▶ _Data entries_:
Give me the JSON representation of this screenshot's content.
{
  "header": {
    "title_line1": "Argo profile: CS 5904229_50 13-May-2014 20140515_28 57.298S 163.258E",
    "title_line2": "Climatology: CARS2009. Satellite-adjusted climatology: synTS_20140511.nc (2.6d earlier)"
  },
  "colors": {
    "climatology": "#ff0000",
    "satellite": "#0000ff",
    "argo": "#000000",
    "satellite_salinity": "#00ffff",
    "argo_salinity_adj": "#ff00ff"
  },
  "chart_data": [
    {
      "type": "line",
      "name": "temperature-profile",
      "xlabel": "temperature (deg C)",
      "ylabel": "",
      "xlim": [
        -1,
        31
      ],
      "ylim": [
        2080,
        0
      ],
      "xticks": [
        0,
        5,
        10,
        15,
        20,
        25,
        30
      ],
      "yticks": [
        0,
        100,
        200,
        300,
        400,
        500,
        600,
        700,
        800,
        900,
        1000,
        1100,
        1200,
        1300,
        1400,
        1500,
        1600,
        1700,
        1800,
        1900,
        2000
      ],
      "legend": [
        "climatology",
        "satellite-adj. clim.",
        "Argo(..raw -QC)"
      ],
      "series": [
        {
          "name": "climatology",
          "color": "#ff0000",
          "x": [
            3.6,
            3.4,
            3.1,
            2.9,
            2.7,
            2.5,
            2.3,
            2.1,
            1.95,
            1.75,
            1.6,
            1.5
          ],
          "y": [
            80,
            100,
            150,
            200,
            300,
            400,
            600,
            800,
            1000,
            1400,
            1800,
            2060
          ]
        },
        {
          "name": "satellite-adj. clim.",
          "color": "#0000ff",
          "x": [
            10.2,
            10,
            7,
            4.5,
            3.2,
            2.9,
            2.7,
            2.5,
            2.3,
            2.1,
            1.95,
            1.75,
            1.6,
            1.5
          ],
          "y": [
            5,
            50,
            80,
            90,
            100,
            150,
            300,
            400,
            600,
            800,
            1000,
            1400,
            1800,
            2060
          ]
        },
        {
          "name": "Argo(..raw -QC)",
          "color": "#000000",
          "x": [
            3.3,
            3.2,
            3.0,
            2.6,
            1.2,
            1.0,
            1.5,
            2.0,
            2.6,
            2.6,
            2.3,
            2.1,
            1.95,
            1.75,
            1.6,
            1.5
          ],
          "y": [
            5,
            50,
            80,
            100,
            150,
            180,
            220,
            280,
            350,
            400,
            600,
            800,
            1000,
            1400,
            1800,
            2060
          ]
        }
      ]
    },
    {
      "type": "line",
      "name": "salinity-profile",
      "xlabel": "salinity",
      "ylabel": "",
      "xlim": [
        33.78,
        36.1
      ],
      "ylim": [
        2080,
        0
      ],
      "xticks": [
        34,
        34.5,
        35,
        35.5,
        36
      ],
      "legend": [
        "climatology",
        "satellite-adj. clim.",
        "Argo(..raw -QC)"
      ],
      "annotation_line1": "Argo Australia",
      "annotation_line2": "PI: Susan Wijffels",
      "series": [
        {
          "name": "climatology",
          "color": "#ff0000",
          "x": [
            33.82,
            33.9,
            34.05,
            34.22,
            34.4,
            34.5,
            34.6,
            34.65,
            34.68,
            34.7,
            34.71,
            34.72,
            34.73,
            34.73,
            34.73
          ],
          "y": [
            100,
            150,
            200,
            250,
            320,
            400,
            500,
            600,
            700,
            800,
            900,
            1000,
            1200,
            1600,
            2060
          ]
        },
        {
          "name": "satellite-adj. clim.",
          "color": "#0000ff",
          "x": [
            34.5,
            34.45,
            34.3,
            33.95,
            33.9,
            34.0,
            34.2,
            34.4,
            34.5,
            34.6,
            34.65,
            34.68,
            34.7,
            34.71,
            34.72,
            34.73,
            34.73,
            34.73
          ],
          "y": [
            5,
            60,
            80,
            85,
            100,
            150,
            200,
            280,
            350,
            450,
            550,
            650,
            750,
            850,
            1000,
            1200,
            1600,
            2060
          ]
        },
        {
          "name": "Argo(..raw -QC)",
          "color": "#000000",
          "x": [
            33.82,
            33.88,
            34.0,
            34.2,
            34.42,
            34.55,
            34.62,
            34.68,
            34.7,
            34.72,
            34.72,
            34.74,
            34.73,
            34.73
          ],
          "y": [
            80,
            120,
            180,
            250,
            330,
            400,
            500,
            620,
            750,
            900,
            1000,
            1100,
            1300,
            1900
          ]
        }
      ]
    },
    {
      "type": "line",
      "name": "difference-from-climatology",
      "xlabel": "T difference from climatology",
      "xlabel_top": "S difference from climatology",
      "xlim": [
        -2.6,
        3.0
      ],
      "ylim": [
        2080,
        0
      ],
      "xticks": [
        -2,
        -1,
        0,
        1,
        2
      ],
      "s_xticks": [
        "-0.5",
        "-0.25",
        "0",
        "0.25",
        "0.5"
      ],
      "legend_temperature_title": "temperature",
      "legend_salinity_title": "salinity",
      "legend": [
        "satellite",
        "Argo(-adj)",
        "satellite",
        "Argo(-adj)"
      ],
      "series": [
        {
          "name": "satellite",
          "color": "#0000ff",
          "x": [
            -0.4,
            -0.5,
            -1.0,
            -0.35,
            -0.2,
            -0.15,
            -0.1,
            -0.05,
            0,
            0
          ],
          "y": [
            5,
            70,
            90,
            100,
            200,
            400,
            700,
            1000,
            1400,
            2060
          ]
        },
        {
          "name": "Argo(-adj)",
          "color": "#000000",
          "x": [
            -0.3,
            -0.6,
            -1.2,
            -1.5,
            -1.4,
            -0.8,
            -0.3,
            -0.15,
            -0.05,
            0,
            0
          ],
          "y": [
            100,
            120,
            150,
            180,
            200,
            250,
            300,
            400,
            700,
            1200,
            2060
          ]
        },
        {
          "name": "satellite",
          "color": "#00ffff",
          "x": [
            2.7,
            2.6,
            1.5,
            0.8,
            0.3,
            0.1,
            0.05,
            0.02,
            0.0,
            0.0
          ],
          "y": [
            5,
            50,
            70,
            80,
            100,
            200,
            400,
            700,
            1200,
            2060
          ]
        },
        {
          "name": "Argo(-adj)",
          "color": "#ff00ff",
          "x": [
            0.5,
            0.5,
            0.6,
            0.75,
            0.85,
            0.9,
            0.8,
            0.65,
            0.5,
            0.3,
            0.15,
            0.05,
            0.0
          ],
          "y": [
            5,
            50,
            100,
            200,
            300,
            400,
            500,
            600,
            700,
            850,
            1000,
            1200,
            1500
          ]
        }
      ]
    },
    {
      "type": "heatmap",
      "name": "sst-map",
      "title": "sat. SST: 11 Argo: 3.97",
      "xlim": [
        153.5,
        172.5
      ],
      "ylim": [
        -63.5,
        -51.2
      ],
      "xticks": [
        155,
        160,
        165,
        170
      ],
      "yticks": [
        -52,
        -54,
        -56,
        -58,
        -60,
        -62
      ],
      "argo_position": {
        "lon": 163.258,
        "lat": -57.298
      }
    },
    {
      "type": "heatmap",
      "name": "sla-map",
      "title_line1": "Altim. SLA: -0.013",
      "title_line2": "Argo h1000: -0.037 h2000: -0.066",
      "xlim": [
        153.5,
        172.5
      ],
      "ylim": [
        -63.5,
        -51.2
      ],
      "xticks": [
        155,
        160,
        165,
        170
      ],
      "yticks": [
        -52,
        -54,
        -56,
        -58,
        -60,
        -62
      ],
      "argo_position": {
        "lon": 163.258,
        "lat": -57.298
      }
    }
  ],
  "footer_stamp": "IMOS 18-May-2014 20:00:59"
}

▶ _Stated task_: Extract each line holding the string "climatology".

▶ _Solution_:
    "title_line2": "Climatology: CARS2009. Satellite-adjusted climatology: synTS_20140511.nc (2.6d earlier)"
    "climatology": "#ff0000",
        "climatology",
          "name": "climatology",
        "climatology",
          "name": "climatology",
      "name": "difference-from-climatology",
      "xlabel": "T difference from climatology",
      "xlabel_top": "S difference from climatology",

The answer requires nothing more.